Among the entries below, count the lines where the string "Percentile" occurs, and give only the number.
======
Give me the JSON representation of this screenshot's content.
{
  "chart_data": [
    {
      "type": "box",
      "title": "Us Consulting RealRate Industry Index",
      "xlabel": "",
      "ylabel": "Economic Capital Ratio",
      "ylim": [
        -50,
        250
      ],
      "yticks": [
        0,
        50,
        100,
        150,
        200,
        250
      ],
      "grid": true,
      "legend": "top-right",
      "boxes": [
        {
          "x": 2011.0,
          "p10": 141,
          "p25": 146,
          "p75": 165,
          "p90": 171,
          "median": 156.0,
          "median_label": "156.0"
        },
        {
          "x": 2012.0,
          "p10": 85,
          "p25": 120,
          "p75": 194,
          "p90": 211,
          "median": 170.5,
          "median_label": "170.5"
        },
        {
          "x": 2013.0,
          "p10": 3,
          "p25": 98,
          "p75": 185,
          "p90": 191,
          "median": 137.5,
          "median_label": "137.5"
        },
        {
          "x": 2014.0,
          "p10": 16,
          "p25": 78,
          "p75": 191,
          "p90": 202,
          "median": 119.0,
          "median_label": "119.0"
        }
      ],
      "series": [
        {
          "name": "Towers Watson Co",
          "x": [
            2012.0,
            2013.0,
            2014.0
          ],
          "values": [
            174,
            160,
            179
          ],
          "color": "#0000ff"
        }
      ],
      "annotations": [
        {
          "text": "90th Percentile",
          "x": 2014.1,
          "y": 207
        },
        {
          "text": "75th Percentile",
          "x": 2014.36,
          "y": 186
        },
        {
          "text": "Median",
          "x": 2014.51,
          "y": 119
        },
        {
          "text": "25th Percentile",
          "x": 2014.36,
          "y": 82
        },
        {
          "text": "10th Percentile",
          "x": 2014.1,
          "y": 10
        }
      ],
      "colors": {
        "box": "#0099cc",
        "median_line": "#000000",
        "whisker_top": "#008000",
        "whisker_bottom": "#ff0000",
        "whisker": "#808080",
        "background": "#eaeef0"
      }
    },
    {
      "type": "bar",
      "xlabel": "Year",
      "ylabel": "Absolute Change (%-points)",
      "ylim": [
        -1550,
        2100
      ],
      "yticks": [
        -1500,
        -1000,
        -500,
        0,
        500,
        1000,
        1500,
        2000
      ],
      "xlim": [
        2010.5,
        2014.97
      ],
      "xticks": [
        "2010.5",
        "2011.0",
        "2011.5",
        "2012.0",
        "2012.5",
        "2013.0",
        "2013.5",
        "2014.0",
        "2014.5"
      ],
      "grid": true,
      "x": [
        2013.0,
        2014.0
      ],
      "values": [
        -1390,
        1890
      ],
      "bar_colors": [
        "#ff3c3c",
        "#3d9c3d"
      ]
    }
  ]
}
======
## THE OUTPUT
4